>>>>

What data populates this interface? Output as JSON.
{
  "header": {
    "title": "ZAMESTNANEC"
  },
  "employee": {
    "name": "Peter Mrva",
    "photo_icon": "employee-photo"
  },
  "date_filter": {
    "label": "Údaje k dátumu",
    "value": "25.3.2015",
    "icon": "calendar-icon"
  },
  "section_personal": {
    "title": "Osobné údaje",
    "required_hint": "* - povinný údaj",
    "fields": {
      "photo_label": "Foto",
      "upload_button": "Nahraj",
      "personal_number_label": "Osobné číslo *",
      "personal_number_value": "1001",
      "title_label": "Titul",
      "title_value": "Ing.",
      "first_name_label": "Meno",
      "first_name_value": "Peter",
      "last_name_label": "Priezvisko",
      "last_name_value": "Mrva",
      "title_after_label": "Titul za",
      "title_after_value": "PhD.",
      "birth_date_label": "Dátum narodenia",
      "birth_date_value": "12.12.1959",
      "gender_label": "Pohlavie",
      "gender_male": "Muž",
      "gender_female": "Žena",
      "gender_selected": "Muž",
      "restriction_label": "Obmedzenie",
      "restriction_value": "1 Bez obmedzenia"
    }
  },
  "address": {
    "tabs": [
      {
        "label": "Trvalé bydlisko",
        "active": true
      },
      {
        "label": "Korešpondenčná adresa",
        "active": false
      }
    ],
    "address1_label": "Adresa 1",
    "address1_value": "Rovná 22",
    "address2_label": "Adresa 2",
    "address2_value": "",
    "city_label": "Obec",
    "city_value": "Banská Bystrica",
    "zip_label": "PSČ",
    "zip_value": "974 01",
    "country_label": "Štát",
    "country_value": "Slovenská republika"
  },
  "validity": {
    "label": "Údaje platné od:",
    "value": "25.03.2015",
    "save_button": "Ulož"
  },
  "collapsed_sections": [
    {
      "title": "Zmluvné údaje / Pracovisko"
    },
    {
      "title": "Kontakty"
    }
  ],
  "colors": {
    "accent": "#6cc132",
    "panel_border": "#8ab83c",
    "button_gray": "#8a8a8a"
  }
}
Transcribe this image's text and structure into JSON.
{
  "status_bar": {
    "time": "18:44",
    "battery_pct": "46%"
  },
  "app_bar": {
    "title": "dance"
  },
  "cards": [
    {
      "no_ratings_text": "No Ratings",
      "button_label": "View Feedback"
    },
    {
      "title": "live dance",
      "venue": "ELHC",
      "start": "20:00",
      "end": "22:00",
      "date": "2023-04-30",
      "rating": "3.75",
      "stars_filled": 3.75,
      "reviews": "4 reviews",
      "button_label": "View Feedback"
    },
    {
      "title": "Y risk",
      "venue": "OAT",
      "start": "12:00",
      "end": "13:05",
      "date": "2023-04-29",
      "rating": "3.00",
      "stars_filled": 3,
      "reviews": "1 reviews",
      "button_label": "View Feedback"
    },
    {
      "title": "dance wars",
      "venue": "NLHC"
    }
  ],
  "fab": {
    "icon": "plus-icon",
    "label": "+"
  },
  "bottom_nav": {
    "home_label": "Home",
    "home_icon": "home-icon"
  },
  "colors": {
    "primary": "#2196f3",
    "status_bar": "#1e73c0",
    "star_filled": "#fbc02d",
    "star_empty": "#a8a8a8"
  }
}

<<<<

● **Stated problem**: Output the whole listing above again, word for word.

● **Response**:
What data populates this interface? Output as JSON.
{
  "header": {
    "title": "ZAMESTNANEC"
  },
  "employee": {
    "name": "Peter Mrva",
    "photo_icon": "employee-photo"
  },
  "date_filter": {
    "label": "Údaje k dátumu",
    "value": "25.3.2015",
    "icon": "calendar-icon"
  },
  "section_personal": {
    "title": "Osobné údaje",
    "required_hint": "* - povinný údaj",
    "fields": {
      "photo_label": "Foto",
      "upload_button": "Nahraj",
      "personal_number_label": "Osobné číslo *",
      "personal_number_value": "1001",
      "title_label": "Titul",
      "title_value": "Ing.",
      "first_name_label": "Meno",
      "first_name_value": "Peter",
      "last_name_label": "Priezvisko",
      "last_name_value": "Mrva",
      "title_after_label": "Titul za",
      "title_after_value": "PhD.",
      "birth_date_label": "Dátum narodenia",
      "birth_date_value": "12.12.1959",
      "gender_label": "Pohlavie",
      "gender_male": "Muž",
      "gender_female": "Žena",
      "gender_selected": "Muž",
      "restriction_label": "Obmedzenie",
      "restriction_value": "1 Bez obmedzenia"
    }
  },
  "address": {
    "tabs": [
      {
        "label": "Trvalé bydlisko",
        "active": true
      },
      {
        "label": "Korešpondenčná adresa",
        "active": false
      }
    ],
    "address1_label": "Adresa 1",
    "address1_value": "Rovná 22",
    "address2_label": "Adresa 2",
    "address2_value": "",
    "city_label": "Obec",
    "city_value": "Banská Bystrica",
    "zip_label": "PSČ",
    "zip_value": "974 01",
    "country_label": "Štát",
    "country_value": "Slovenská republika"
  },
  "validity": {
    "label": "Údaje platné od:",
    "value": "25.03.2015",
    "save_button": "Ulož"
  },
  "collapsed_sections": [
    {
      "title": "Zmluvné údaje / Pracovisko"
    },
    {
      "title": "Kontakty"
    }
  ],
  "colors": {
    "accent": "#6cc132",
    "panel_border": "#8ab83c",
    "button_gray": "#8a8a8a"
  }
}
Transcribe this image's text and structure into JSON.
{
  "status_bar": {
    "time": "18:44",
    "battery_pct": "46%"
  },
  "app_bar": {
    "title": "dance"
  },
  "cards": [
    {
      "no_ratings_text": "No Ratings",
      "button_label": "View Feedback"
    },
    {
      "title": "live dance",
      "venue": "ELHC",
      "start": "20:00",
      "end": "22:00",
      "date": "2023-04-30",
      "rating": "3.75",
      "stars_filled": 3.75,
      "reviews": "4 reviews",
      "button_label": "View Feedback"
    },
    {
      "title": "Y risk",
      "venue": "OAT",
      "start": "12:00",
      "end": "13:05",
      "date": "2023-04-29",
      "rating": "3.00",
      "stars_filled": 3,
      "reviews": "1 reviews",
      "button_label": "View Feedback"
    },
    {
      "title": "dance wars",
      "venue": "NLHC"
    }
  ],
  "fab": {
    "icon": "plus-icon",
    "label": "+"
  },
  "bottom_nav": {
    "home_label": "Home",
    "home_icon": "home-icon"
  },
  "colors": {
    "primary": "#2196f3",
    "status_bar": "#1e73c0",
    "star_filled": "#fbc02d",
    "star_empty": "#a8a8a8"
  }
}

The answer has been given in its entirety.